**The task:** Repeat the data verbatim.

[[ Information, beginning ]]

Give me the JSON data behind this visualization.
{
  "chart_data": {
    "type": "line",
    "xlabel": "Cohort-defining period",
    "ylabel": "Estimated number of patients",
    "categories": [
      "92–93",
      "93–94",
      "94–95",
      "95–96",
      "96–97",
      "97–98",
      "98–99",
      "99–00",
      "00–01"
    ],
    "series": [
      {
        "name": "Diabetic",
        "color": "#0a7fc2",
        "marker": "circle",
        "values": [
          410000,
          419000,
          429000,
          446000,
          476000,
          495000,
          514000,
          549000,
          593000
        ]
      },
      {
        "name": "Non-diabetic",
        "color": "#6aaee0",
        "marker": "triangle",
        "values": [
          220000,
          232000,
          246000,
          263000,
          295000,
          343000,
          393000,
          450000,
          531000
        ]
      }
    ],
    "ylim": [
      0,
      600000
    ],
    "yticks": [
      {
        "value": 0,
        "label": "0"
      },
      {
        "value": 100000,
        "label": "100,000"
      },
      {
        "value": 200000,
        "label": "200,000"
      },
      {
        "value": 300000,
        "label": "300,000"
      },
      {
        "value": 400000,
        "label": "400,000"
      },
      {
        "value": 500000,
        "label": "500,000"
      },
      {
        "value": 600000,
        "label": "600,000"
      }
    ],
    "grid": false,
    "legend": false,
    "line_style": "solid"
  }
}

[[ Information, end ]]

**Written answer:**
Give me the JSON data behind this visualization.
{
  "chart_data": {
    "type": "line",
    "xlabel": "Cohort-defining period",
    "ylabel": "Estimated number of patients",
    "categories": [
      "92–93",
      "93–94",
      "94–95",
      "95–96",
      "96–97",
      "97–98",
      "98–99",
      "99–00",
      "00–01"
    ],
    "series": [
      {
        "name": "Diabetic",
        "color": "#0a7fc2",
        "marker": "circle",
        "values": [
          410000,
          419000,
          429000,
          446000,
          476000,
          495000,
          514000,
          549000,
          593000
        ]
      },
      {
        "name": "Non-diabetic",
        "color": "#6aaee0",
        "marker": "triangle",
        "values": [
          220000,
          232000,
          246000,
          263000,
          295000,
          343000,
          393000,
          450000,
          531000
        ]
      }
    ],
    "ylim": [
      0,
      600000
    ],
    "yticks": [
      {
        "value": 0,
        "label": "0"
      },
      {
        "value": 100000,
        "label": "100,000"
      },
      {
        "value": 200000,
        "label": "200,000"
      },
      {
        "value": 300000,
        "label": "300,000"
      },
      {
        "value": 400000,
        "label": "400,000"
      },
      {
        "value": 500000,
        "label": "500,000"
      },
      {
        "value": 600000,
        "label": "600,000"
      }
    ],
    "grid": false,
    "legend": false,
    "line_style": "solid"
  }
}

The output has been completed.